▶ [TASK TO COMPLETE]: Check every line of the data below for the string "bound", and copy the ones that hold it.

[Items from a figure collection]

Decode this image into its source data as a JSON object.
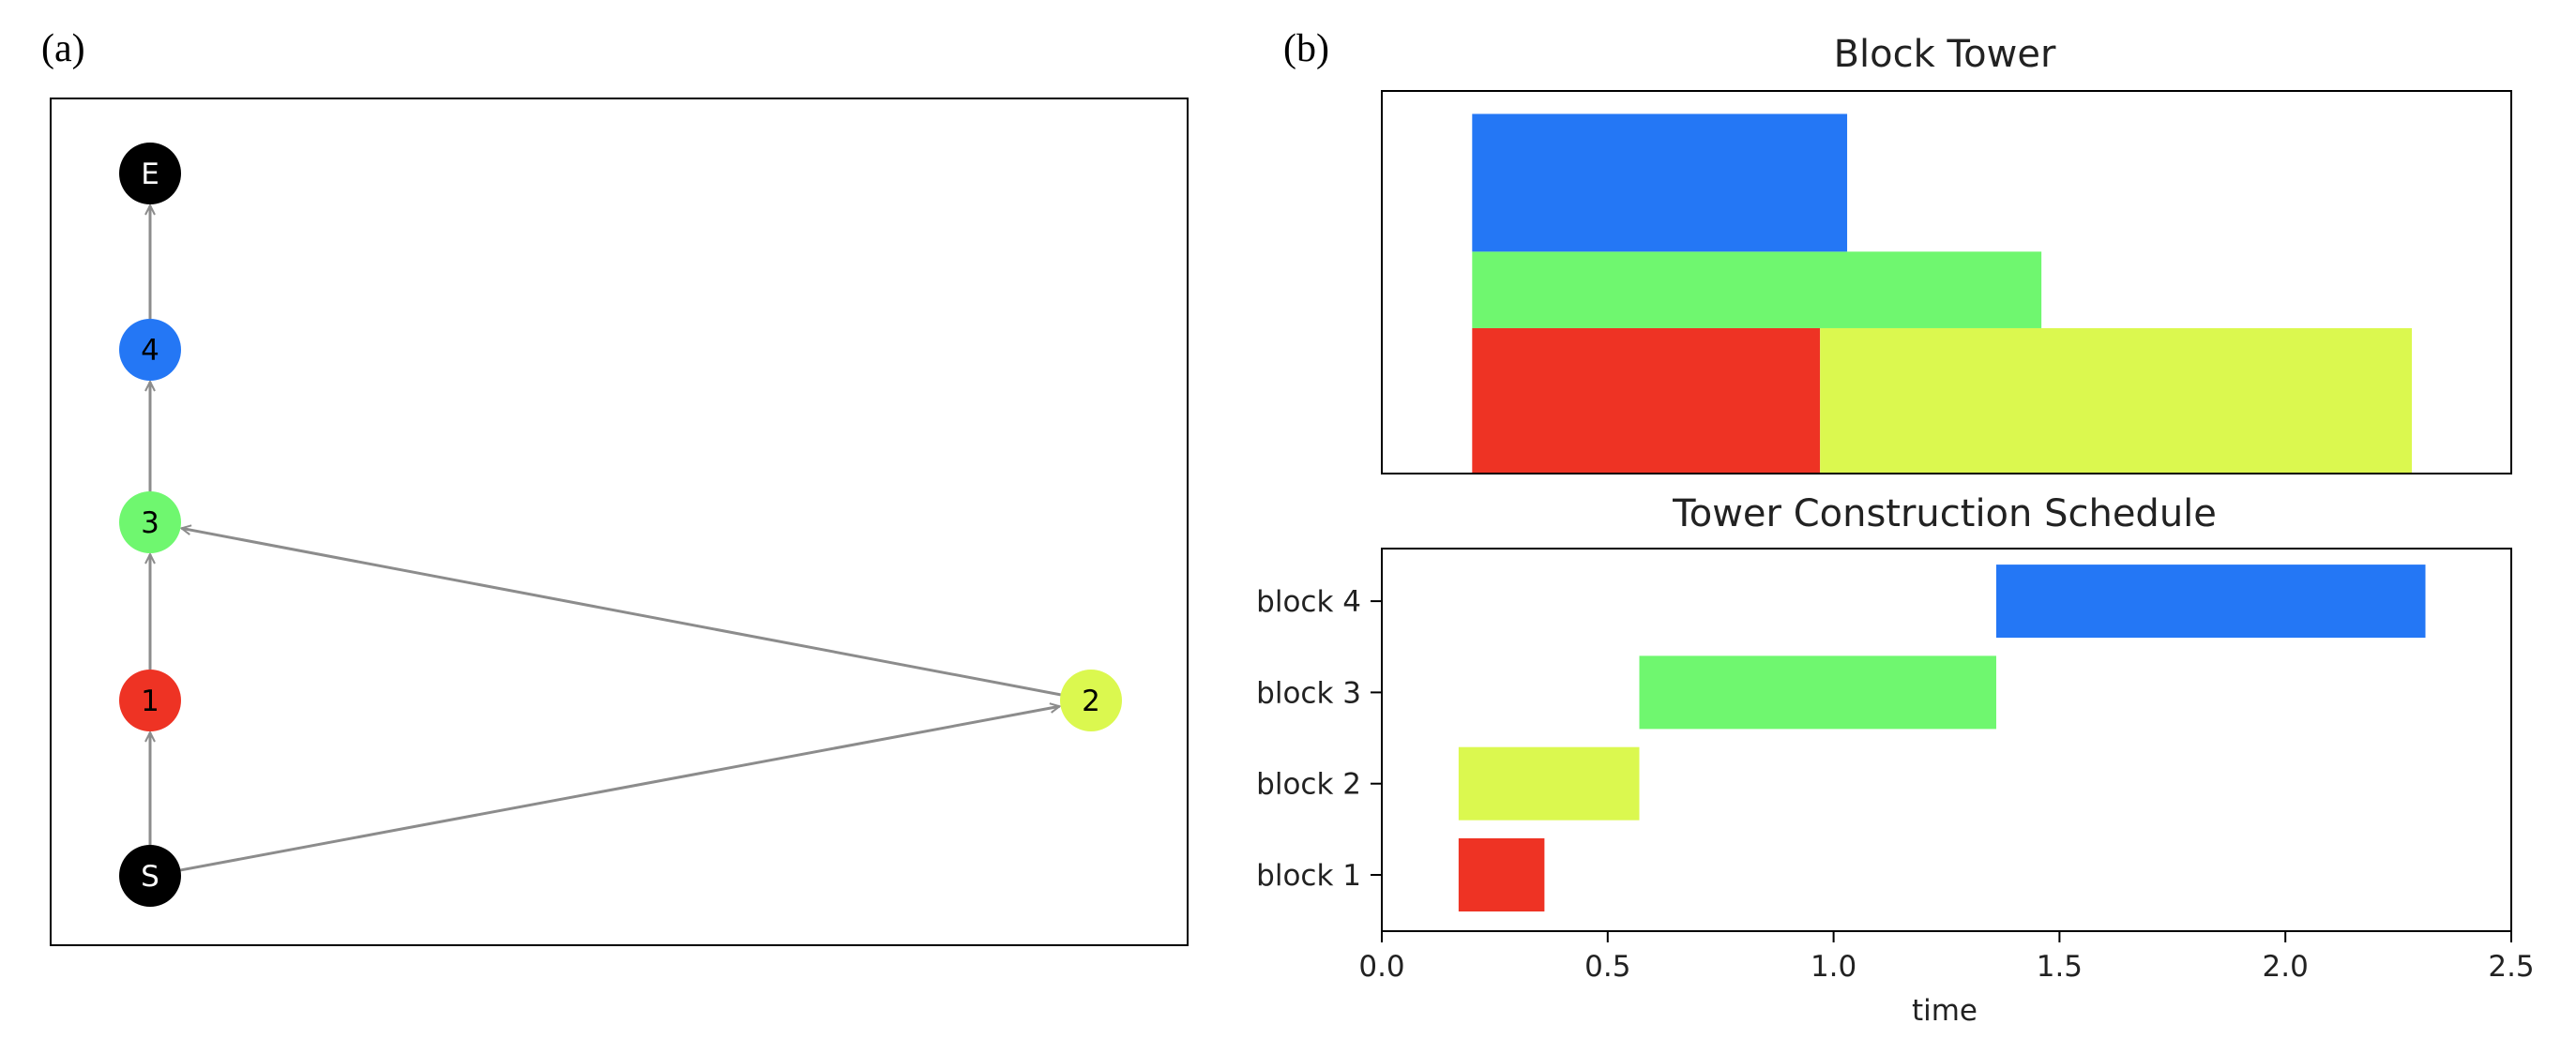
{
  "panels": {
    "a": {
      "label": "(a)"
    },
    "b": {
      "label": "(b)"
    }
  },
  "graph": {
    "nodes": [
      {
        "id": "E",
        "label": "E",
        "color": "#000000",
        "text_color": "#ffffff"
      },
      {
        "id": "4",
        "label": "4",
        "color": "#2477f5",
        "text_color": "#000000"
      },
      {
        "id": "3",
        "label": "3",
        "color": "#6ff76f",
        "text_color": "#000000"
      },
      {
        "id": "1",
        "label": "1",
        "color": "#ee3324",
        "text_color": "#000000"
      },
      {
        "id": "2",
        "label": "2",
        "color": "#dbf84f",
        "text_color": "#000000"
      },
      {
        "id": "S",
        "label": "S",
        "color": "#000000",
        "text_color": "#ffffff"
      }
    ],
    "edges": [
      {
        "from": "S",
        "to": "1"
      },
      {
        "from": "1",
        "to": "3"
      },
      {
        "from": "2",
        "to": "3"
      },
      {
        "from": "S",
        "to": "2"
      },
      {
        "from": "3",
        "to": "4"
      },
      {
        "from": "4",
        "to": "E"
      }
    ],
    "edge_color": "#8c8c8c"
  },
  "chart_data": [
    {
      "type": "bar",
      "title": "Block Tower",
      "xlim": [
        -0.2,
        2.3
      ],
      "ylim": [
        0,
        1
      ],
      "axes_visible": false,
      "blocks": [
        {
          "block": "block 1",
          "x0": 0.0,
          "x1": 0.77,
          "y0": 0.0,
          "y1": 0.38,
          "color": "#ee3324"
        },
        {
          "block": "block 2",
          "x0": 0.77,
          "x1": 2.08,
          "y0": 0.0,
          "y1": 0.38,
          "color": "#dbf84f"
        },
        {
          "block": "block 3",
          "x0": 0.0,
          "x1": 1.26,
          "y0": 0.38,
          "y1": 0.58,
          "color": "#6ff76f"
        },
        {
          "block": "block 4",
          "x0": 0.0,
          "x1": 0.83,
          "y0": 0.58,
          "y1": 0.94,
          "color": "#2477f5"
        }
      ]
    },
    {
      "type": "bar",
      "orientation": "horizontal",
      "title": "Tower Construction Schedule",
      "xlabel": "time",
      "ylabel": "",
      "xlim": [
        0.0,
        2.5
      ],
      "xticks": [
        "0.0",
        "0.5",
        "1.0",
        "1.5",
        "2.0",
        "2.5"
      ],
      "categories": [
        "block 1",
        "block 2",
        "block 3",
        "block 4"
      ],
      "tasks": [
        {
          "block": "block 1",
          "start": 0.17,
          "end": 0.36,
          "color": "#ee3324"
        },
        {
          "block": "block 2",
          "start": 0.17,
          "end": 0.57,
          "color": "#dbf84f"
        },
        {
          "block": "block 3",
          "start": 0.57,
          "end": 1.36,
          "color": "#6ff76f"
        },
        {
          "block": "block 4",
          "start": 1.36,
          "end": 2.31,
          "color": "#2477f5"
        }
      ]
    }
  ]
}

--

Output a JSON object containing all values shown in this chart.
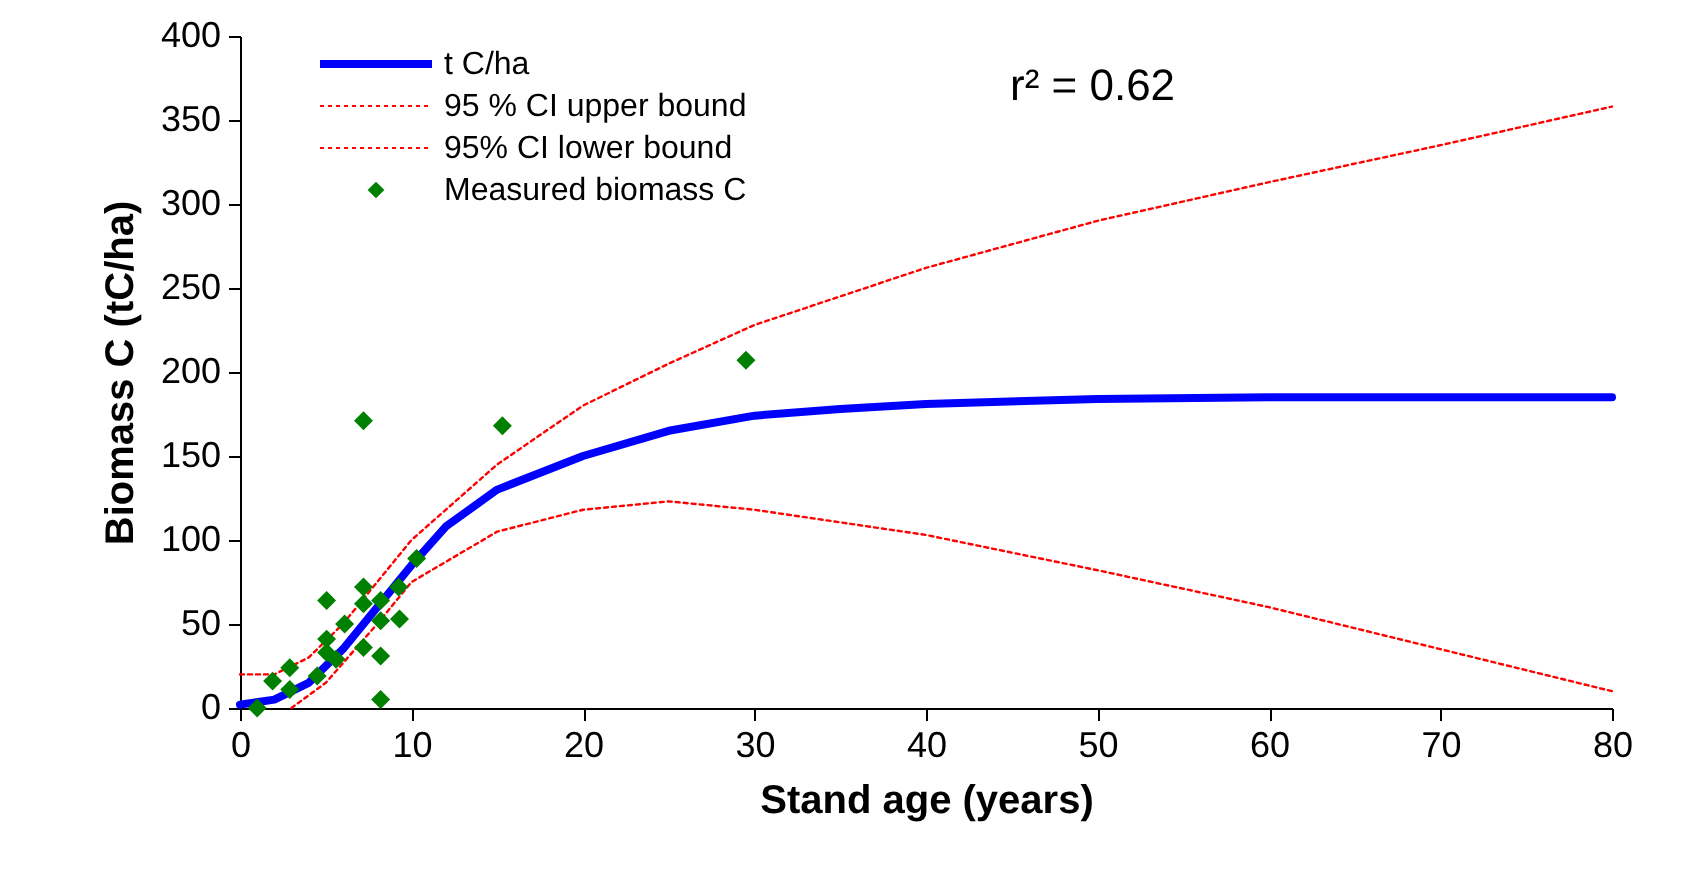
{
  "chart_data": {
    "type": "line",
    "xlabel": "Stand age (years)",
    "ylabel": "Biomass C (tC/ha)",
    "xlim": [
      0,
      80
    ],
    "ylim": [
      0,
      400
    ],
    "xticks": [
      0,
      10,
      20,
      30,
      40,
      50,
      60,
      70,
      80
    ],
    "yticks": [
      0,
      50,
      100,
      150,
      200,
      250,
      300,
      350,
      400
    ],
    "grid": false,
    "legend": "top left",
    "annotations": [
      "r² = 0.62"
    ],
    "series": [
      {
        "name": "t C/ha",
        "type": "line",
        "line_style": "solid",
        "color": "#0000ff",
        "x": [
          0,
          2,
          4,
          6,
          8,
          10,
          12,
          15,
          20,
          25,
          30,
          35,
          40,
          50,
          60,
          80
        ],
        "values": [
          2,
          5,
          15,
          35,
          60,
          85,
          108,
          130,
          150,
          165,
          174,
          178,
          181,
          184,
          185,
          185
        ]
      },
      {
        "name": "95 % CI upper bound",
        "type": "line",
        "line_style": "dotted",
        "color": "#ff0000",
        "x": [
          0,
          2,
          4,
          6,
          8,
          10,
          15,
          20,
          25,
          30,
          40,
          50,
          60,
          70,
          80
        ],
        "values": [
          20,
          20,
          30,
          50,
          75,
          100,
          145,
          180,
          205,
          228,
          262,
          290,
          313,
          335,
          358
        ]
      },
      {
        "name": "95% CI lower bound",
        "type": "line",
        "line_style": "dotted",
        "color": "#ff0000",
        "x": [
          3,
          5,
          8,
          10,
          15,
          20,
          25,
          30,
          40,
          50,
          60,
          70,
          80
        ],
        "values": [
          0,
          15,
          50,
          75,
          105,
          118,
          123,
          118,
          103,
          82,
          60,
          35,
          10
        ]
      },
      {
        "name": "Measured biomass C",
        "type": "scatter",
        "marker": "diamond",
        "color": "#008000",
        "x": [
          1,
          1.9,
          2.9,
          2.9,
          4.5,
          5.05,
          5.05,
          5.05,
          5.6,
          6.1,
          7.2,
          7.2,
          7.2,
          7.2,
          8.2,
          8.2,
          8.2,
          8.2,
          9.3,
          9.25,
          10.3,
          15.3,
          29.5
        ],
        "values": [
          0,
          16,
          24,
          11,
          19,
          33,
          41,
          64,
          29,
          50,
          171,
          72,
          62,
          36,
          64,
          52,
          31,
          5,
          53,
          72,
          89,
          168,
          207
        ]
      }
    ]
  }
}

▶ [RESULT OF THE EXERCISE]:
        "name": "95 % CI upper bound",
        "name": "95% CI lower bound",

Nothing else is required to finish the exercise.